Show every line below where "Paulo" appears.

INPUT FOR THIS TASK: Begin

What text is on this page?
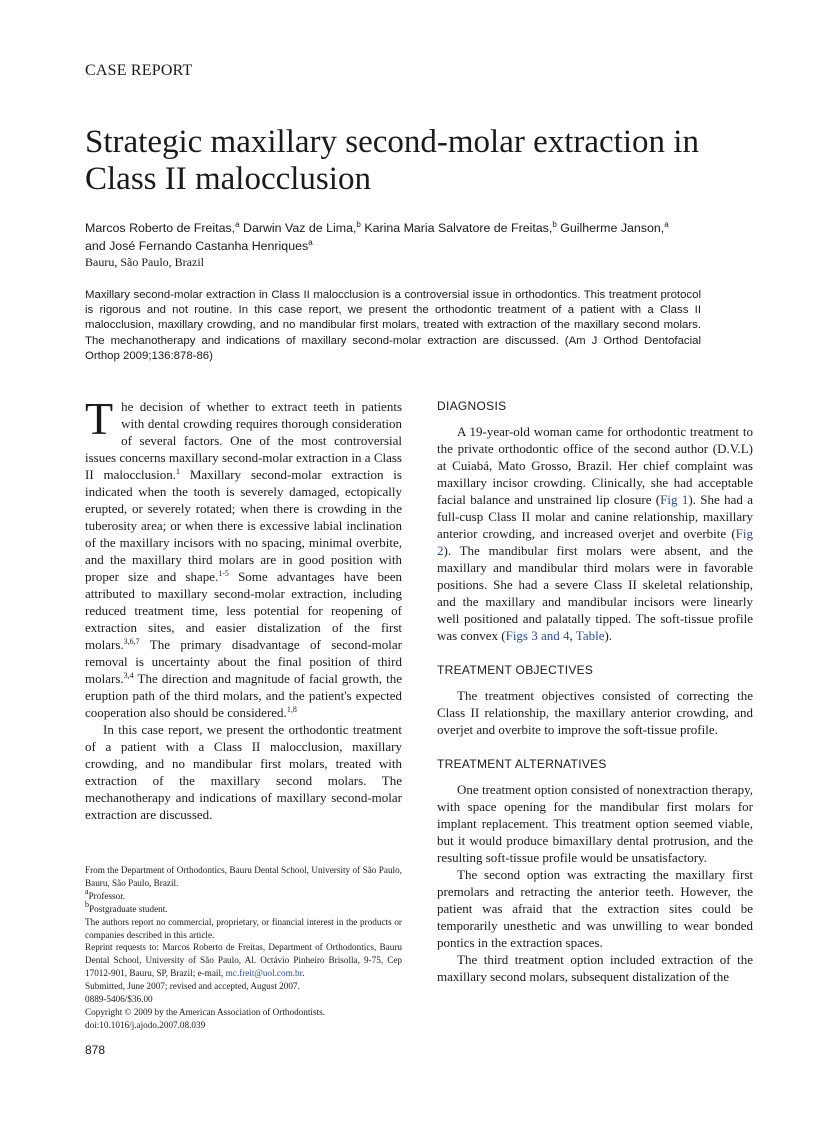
CASE REPORT
Strategic maxillary second-molar extraction in Class II malocclusion
Marcos Roberto de Freitas,$^a$ Darwin Vaz de Lima,$^b$ Karina Maria Salvatore de Freitas,$^b$ Guilherme Janson,$^a$
and José Fernando Castanha Henriques$^a$
Bauru, São Paulo, Brazil
Maxillary second-molar extraction in Class II malocclusion is a controversial issue in orthodontics. This treatment protocol is rigorous and not routine. In this case report, we present the orthodontic treatment of a patient with a Class II malocclusion, maxillary crowding, and no mandibular first molars, treated with extraction of the maxillary second molars. The mechanotherapy and indications of maxillary second-molar extraction are discussed. (Am J Orthod Dentofacial Orthop 2009;136:878-86)

The decision of whether to extract teeth in patients with dental crowding requires thorough consideration of several factors. One of the most controversial issues concerns maxillary second-molar extraction in a Class II malocclusion.$^1$ Maxillary second-molar extraction is indicated when the tooth is severely damaged, ectopically erupted, or severely rotated; when there is crowding in the tuberosity area; or when there is excessive labial inclination of the maxillary incisors with no spacing, minimal overbite, and the maxillary third molars are in good position with proper size and shape.$^{1-5}$ Some advantages have been attributed to maxillary second-molar extraction, including reduced treatment time, less potential for reopening of extraction sites, and easier distalization of the first molars.$^{3,6,7}$ The primary disadvantage of second-molar removal is uncertainty about the final position of third molars.$^{3,4}$ The direction and magnitude of facial growth, the eruption path of the third molars, and the patient's expected cooperation also should be considered.$^{1,8}$

In this case report, we present the orthodontic treatment of a patient with a Class II malocclusion, maxillary crowding, and no mandibular first molars, treated with extraction of the maxillary second molars. The mechanotherapy and indications of maxillary second-molar extraction are discussed.

From the Department of Orthodontics, Bauru Dental School, University of São Paulo, Bauru, São Paulo, Brazil.
$^a$Professor.
$^b$Postgraduate student.
The authors report no commercial, proprietary, or financial interest in the products or companies described in this article.
Reprint requests to: Marcos Roberto de Freitas, Department of Orthodontics, Bauru Dental School, University of São Paulo, Al. Octávio Pinheiro Brisolla, 9-75, Cep 17012-901, Bauru, SP, Brazil; e-mail, mc.freit@uol.com.br.
Submitted, June 2007; revised and accepted, August 2007.
0889-5406/$36.00
Copyright © 2009 by the American Association of Orthodontists.
doi:10.1016/j.ajodo.2007.08.039
878
DIAGNOSIS

A 19-year-old woman came for orthodontic treatment to the private orthodontic office of the second author (D.V.L) at Cuiabá, Mato Grosso, Brazil. Her chief complaint was maxillary incisor crowding. Clinically, she had acceptable facial balance and unstrained lip closure (Fig 1). She had a full-cusp Class II molar and canine relationship, maxillary anterior crowding, and increased overjet and overbite (Fig 2). The mandibular first molars were absent, and the maxillary and mandibular third molars were in favorable positions. She had a severe Class II skeletal relationship, and the maxillary and mandibular incisors were linearly well positioned and palatally tipped. The soft-tissue profile was convex (Figs 3 and 4, Table).

TREATMENT OBJECTIVES

The treatment objectives consisted of correcting the Class II relationship, the maxillary anterior crowding, and overjet and overbite to improve the soft-tissue profile.

TREATMENT ALTERNATIVES

One treatment option consisted of nonextraction therapy, with space opening for the mandibular first molars for implant replacement. This treatment option seemed viable, but it would produce bimaxillary dental protrusion, and the resulting soft-tissue profile would be unsatisfactory.

The second option was extracting the maxillary first premolars and retracting the anterior teeth. However, the patient was afraid that the extraction sites could be temporarily unesthetic and was unwilling to wear bonded pontics in the extraction spaces.

The third treatment option included extraction of the maxillary second molars, subsequent distalization of the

INPUT FOR THIS TASK: End

**SOLUTION FOR THIS TASK:**
Bauru, São Paulo, Brazil
From the Department of Orthodontics, Bauru Dental School, University of São Paulo, Bauru, São Paulo, Brazil.
Reprint requests to: Marcos Roberto de Freitas, Department of Orthodontics, Bauru Dental School, University of São Paulo, Al. Octávio Pinheiro Brisolla, 9-75, Cep 17012-901, Bauru, SP, Brazil; e-mail, mc.freit@uol.com.br.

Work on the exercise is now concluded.